==== EXERCISE MATERIALS ====
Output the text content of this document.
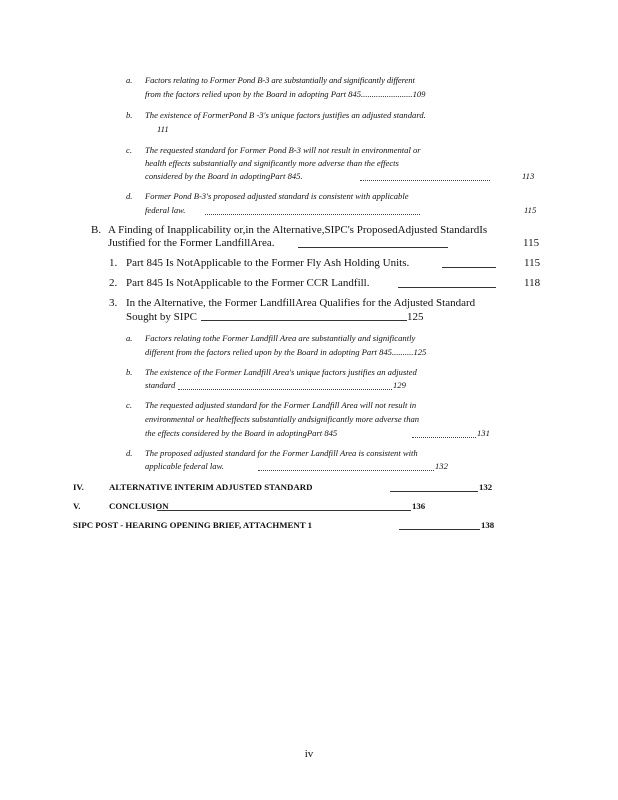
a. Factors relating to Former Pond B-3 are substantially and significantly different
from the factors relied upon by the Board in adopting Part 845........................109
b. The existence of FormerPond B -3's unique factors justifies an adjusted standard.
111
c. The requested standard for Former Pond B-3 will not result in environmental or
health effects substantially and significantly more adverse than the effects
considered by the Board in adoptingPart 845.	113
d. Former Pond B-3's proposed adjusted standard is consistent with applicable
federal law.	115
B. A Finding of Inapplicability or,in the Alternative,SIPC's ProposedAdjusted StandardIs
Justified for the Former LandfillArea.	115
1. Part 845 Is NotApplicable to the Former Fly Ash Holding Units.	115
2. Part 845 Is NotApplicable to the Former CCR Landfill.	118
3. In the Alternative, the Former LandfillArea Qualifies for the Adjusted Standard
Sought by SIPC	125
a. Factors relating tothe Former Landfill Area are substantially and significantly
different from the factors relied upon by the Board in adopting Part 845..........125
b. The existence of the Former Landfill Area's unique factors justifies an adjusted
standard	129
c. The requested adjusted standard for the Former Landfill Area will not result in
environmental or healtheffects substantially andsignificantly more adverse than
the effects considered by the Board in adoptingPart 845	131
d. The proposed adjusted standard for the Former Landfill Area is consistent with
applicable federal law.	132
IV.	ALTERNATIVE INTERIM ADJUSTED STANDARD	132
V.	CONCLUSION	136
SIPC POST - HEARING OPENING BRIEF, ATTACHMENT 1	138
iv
====
* [CHALLENGE]:
Verbatim reproduction of every record is required; images are left out.

* [THE RESULT]:
Output the text content of this document.
a. Factors relating to Former Pond B-3 are substantially and significantly different
from the factors relied upon by the Board in adopting Part 845........................109
b. The existence of FormerPond B -3's unique factors justifies an adjusted standard.
111
c. The requested standard for Former Pond B-3 will not result in environmental or
health effects substantially and significantly more adverse than the effects
considered by the Board in adoptingPart 845.	113
d. Former Pond B-3's proposed adjusted standard is consistent with applicable
federal law.	115
B. A Finding of Inapplicability or,in the Alternative,SIPC's ProposedAdjusted StandardIs
Justified for the Former LandfillArea.	115
1. Part 845 Is NotApplicable to the Former Fly Ash Holding Units.	115
2. Part 845 Is NotApplicable to the Former CCR Landfill.	118
3. In the Alternative, the Former LandfillArea Qualifies for the Adjusted Standard
Sought by SIPC	125
a. Factors relating tothe Former Landfill Area are substantially and significantly
different from the factors relied upon by the Board in adopting Part 845..........125
b. The existence of the Former Landfill Area's unique factors justifies an adjusted
standard	129
c. The requested adjusted standard for the Former Landfill Area will not result in
environmental or healtheffects substantially andsignificantly more adverse than
the effects considered by the Board in adoptingPart 845	131
d. The proposed adjusted standard for the Former Landfill Area is consistent with
applicable federal law.	132
IV.	ALTERNATIVE INTERIM ADJUSTED STANDARD	132
V.	CONCLUSION	136
SIPC POST - HEARING OPENING BRIEF, ATTACHMENT 1	138
iv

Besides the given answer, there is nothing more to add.